#### RECORDS SHOWN:
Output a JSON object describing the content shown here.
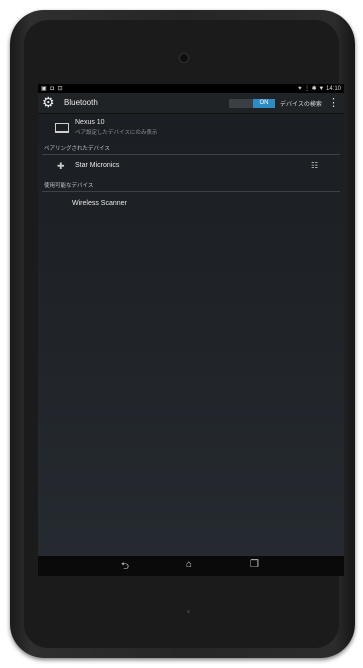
{
  "statusbar": {
    "left_icons": "▣ ◘ ⊡",
    "right_icons": "✦ ⋮ ✱ ▼",
    "time": "14:10"
  },
  "actionbar": {
    "title": "Bluetooth",
    "toggle_label": "ON",
    "search_label": "デバイスの検索"
  },
  "this_device": {
    "name": "Nexus 10",
    "subtitle": "ペア設定したデバイスにのみ表示"
  },
  "paired": {
    "header": "ペアリングされたデバイス",
    "items": [
      {
        "name": "Star Micronics"
      }
    ]
  },
  "available": {
    "header": "使用可能なデバイス",
    "items": [
      {
        "name": "Wireless Scanner"
      }
    ]
  },
  "icons": {
    "settings": "settings-icon",
    "laptop": "laptop-icon",
    "printer": "printer-icon",
    "back": "back-icon",
    "home": "home-icon",
    "recents": "recents-icon",
    "overflow": "overflow-menu-icon",
    "device_settings": "tune-icon"
  },
  "colors": {
    "accent": "#2e8cc4",
    "screen_bg": "#1f2328"
  }
}
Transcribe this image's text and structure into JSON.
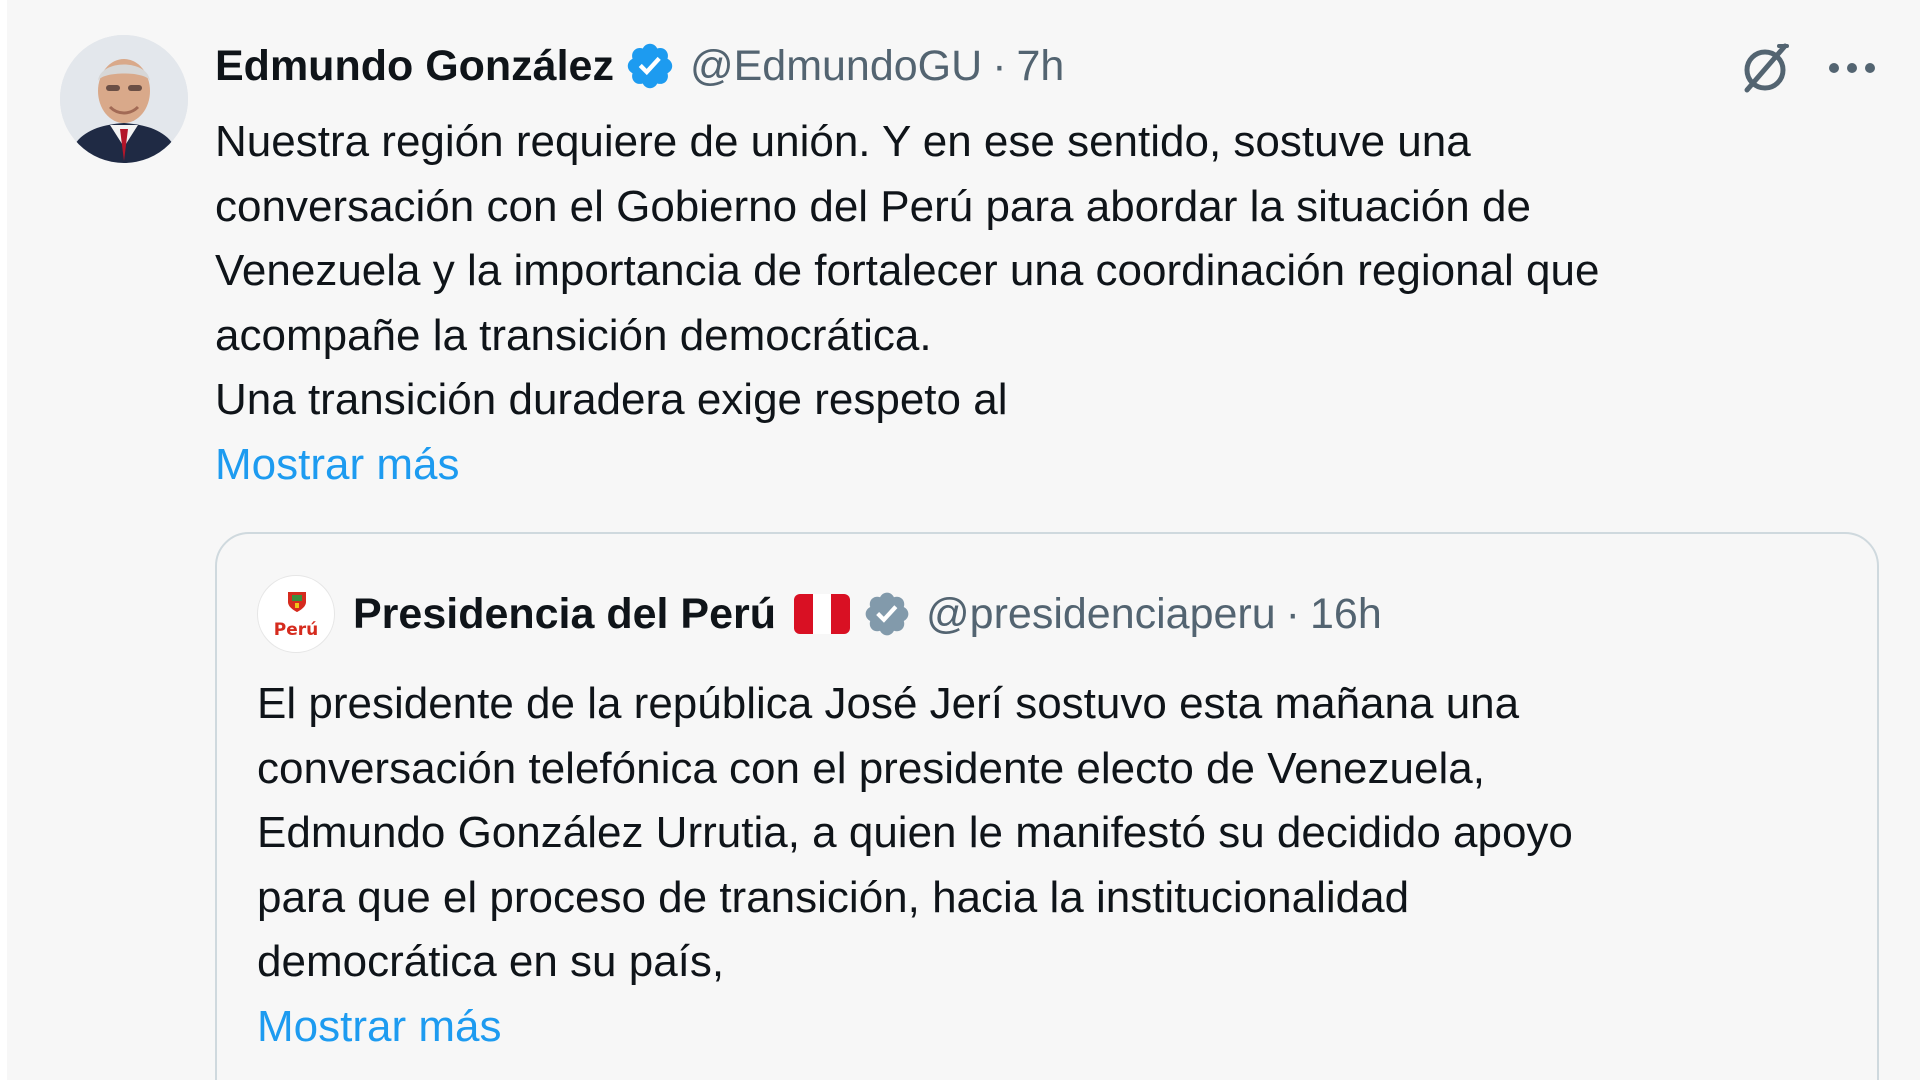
{
  "post": {
    "author_name": "Edmundo González",
    "handle": "@EdmundoGU",
    "separator": "·",
    "time": "7h",
    "verified_icon": "verified-badge-icon",
    "body_lines": [
      "Nuestra región requiere de unión. Y en ese sentido, sostuve una",
      "conversación con el Gobierno del Perú para abordar la situación de",
      "Venezuela y la importancia de fortalecer una coordinación regional que",
      "acompañe la transición democrática.",
      "Una transición duradera exige respeto al"
    ],
    "show_more": "Mostrar más"
  },
  "quote": {
    "avatar_text": "Perú",
    "author_name": "Presidencia del Perú",
    "flag_icon": "peru-flag-icon",
    "verified_icon": "gray-verified-badge-icon",
    "handle": "@presidenciaperu",
    "separator": "·",
    "time": "16h",
    "body_lines": [
      "El presidente de la república José Jerí sostuvo esta mañana una",
      "conversación telefónica con el presidente electo de Venezuela,",
      "Edmundo González Urrutia, a quien le manifestó su decidido apoyo",
      "para que el proceso de transición, hacia la institucionalidad",
      "democrática en su país,"
    ],
    "show_more": "Mostrar más"
  },
  "icons": {
    "grok": "grok-icon",
    "more": "more-options-icon"
  },
  "colors": {
    "background": "#f7f7f7",
    "text_primary": "#0f1419",
    "text_secondary": "#536471",
    "link": "#1d9bf0",
    "verified_blue": "#1d9bf0",
    "verified_gray": "#829aab",
    "border": "#cfd9de",
    "flag_red": "#d91023"
  }
}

#### REQUIRED WORK:
Copy the records exactly as they appear, excluding images.

#### TASK RESPONSE:
Output a JSON object describing the content shown here.
{
  "statusbar": {
    "left_icons": "▣ ◘ ⊡",
    "right_icons": "✦ ⋮ ✱ ▼",
    "time": "14:10"
  },
  "actionbar": {
    "title": "Bluetooth",
    "toggle_label": "ON",
    "search_label": "デバイスの検索"
  },
  "this_device": {
    "name": "Nexus 10",
    "subtitle": "ペア設定したデバイスにのみ表示"
  },
  "paired": {
    "header": "ペアリングされたデバイス",
    "items": [
      {
        "name": "Star Micronics"
      }
    ]
  },
  "available": {
    "header": "使用可能なデバイス",
    "items": [
      {
        "name": "Wireless Scanner"
      }
    ]
  },
  "icons": {
    "settings": "settings-icon",
    "laptop": "laptop-icon",
    "printer": "printer-icon",
    "back": "back-icon",
    "home": "home-icon",
    "recents": "recents-icon",
    "overflow": "overflow-menu-icon",
    "device_settings": "tune-icon"
  },
  "colors": {
    "accent": "#2e8cc4",
    "screen_bg": "#1f2328"
  }
}
Transcribe this image's text and structure into JSON.
{
  "post": {
    "author_name": "Edmundo González",
    "handle": "@EdmundoGU",
    "separator": "·",
    "time": "7h",
    "verified_icon": "verified-badge-icon",
    "body_lines": [
      "Nuestra región requiere de unión. Y en ese sentido, sostuve una",
      "conversación con el Gobierno del Perú para abordar la situación de",
      "Venezuela y la importancia de fortalecer una coordinación regional que",
      "acompañe la transición democrática.",
      "Una transición duradera exige respeto al"
    ],
    "show_more": "Mostrar más"
  },
  "quote": {
    "avatar_text": "Perú",
    "author_name": "Presidencia del Perú",
    "flag_icon": "peru-flag-icon",
    "verified_icon": "gray-verified-badge-icon",
    "handle": "@presidenciaperu",
    "separator": "·",
    "time": "16h",
    "body_lines": [
      "El presidente de la república José Jerí sostuvo esta mañana una",
      "conversación telefónica con el presidente electo de Venezuela,",
      "Edmundo González Urrutia, a quien le manifestó su decidido apoyo",
      "para que el proceso de transición, hacia la institucionalidad",
      "democrática en su país,"
    ],
    "show_more": "Mostrar más"
  },
  "icons": {
    "grok": "grok-icon",
    "more": "more-options-icon"
  },
  "colors": {
    "background": "#f7f7f7",
    "text_primary": "#0f1419",
    "text_secondary": "#536471",
    "link": "#1d9bf0",
    "verified_blue": "#1d9bf0",
    "verified_gray": "#829aab",
    "border": "#cfd9de",
    "flag_red": "#d91023"
  }
}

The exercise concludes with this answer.